> Dataset
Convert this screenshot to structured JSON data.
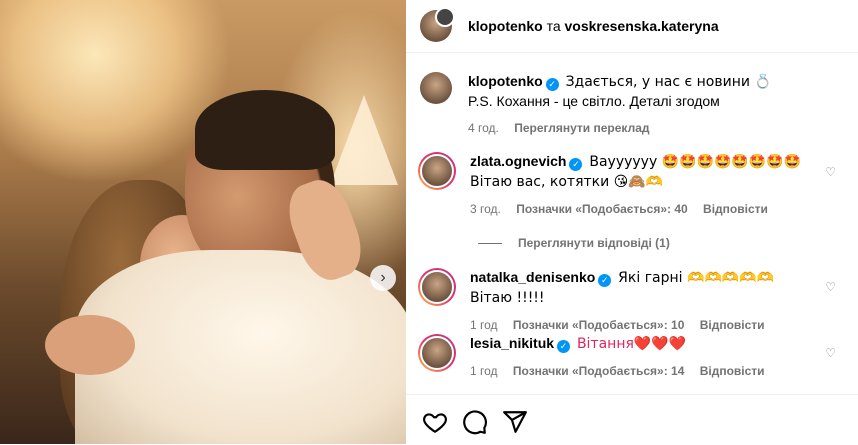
{
  "header": {
    "user1": "klopotenko",
    "conjunction": "та",
    "user2": "voskresenska.kateryna"
  },
  "caption": {
    "user": "klopotenko",
    "line1": "Здається, у нас є новини 💍",
    "line2": "P.S. Кохання - це світло. Деталі згодом",
    "time": "4 год.",
    "translate": "Переглянути переклад"
  },
  "comments": [
    {
      "user": "zlata.ognevich",
      "text": "Вауууууу 🤩🤩🤩🤩🤩🤩🤩🤩 Вітаю вас, котятки 😘🙈🫶",
      "time": "3 год.",
      "likes": "Позначки «Подобається»: 40",
      "reply": "Відповісти"
    },
    {
      "user": "natalka_denisenko",
      "text": "Які гарні 🫶🫶🫶🫶🫶 Вітаю !!!!!",
      "time": "1 год",
      "likes": "Позначки «Подобається»: 10",
      "reply": "Відповісти"
    },
    {
      "user": "lesia_nikituk",
      "text": "Вітання❤️❤️❤️",
      "time": "1 год",
      "likes": "Позначки «Подобається»: 14",
      "reply": "Відповісти"
    }
  ],
  "view_replies": "Переглянути відповіді (1)",
  "icons": {
    "verified": "✓",
    "like": "heart-icon",
    "comment": "comment-icon",
    "share": "share-icon",
    "next": "chevron-right-icon"
  },
  "colors": {
    "verified": "#0095f6",
    "meta": "#737373"
  }
}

> Goal of the exercise
Each line that contains the string "Вітаю" counts once; say how many there are and nothing else.

> Written answer
2